Work to be completed: What is the number of lines containing the word "Serra"? Give that number alone.

Dataset records:
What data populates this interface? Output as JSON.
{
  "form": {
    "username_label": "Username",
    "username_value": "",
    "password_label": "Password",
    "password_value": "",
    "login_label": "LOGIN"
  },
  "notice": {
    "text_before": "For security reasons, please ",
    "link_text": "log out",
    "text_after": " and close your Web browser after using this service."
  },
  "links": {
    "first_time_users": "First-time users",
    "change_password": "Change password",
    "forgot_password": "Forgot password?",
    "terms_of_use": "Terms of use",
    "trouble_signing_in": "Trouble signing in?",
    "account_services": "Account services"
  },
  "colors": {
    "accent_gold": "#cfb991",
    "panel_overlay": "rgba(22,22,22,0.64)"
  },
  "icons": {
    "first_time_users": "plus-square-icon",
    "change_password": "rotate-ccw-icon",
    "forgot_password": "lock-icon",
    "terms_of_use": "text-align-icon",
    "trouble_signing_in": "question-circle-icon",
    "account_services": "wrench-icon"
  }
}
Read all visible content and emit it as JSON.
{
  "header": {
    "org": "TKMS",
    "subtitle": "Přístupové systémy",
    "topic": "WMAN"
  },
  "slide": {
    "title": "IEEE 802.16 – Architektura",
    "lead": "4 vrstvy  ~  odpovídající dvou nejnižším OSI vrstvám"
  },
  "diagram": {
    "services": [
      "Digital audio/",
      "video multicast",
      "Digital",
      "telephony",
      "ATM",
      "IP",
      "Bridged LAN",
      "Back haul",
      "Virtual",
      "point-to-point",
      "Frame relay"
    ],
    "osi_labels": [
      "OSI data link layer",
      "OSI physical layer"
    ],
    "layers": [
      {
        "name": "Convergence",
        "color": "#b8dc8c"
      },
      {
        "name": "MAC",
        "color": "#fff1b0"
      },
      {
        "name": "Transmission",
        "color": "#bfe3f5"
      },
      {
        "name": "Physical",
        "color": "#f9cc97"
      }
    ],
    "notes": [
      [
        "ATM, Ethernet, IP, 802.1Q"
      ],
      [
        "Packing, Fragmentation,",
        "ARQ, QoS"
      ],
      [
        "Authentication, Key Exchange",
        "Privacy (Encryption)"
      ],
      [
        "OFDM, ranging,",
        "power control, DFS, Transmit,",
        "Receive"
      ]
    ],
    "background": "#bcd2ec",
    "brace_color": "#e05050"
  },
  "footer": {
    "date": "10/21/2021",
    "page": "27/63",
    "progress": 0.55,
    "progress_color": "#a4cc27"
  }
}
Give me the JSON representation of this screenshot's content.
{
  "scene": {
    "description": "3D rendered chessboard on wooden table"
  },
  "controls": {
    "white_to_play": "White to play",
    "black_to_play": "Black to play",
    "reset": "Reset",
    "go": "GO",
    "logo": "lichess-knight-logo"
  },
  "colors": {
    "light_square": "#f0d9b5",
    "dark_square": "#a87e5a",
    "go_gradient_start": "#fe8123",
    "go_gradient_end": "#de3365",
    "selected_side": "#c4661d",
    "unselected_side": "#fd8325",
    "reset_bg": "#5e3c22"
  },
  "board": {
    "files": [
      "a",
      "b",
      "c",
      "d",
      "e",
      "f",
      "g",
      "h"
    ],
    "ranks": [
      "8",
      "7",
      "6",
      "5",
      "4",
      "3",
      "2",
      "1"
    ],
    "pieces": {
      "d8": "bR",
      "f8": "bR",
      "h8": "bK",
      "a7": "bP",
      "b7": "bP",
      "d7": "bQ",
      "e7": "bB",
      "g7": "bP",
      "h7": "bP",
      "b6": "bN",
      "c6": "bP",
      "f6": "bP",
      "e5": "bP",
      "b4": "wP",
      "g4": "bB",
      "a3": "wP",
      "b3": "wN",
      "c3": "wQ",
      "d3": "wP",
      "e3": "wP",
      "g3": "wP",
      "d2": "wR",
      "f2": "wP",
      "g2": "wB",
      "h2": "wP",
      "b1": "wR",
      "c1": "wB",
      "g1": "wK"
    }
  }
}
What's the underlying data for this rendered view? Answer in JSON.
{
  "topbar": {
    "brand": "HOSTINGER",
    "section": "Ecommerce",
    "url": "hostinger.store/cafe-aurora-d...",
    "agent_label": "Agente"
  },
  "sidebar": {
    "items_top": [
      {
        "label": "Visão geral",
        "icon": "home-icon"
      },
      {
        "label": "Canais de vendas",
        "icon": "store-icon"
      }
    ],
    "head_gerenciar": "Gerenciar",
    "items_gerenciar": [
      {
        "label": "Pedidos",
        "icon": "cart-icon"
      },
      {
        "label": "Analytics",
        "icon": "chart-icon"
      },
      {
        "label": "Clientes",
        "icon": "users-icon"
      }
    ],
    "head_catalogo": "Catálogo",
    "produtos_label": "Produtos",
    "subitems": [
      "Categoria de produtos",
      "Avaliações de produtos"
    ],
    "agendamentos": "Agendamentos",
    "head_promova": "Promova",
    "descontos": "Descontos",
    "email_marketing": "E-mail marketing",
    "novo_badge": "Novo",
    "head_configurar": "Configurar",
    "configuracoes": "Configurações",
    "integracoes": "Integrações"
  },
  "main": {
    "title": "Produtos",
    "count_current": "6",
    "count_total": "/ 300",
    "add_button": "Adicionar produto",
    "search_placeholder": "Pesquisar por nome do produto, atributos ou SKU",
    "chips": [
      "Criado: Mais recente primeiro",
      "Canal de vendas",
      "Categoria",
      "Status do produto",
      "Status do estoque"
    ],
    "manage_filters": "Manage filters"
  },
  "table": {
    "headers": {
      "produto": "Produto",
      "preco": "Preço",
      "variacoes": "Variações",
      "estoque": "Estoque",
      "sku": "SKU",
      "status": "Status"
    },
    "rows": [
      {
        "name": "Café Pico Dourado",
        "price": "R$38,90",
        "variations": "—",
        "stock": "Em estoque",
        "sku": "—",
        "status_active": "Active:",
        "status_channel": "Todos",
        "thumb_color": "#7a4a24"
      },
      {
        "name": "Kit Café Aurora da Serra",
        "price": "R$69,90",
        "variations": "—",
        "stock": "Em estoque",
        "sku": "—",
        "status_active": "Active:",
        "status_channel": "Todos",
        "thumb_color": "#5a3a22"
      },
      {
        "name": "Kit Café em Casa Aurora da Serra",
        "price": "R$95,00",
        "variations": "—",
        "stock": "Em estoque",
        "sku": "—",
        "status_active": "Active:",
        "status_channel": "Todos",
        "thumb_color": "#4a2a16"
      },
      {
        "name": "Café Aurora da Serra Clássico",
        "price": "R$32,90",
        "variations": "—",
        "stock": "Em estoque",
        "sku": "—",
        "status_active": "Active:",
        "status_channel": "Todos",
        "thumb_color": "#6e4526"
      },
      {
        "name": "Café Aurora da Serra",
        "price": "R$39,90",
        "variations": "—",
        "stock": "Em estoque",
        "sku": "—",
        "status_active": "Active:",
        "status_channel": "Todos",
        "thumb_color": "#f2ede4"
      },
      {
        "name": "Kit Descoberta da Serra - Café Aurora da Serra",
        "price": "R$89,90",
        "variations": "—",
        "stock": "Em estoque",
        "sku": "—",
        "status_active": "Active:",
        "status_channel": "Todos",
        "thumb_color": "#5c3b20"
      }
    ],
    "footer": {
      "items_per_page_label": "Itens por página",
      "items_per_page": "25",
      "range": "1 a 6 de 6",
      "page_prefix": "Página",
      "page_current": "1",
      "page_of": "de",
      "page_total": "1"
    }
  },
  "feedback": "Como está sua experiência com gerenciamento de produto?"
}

Finished answer: 5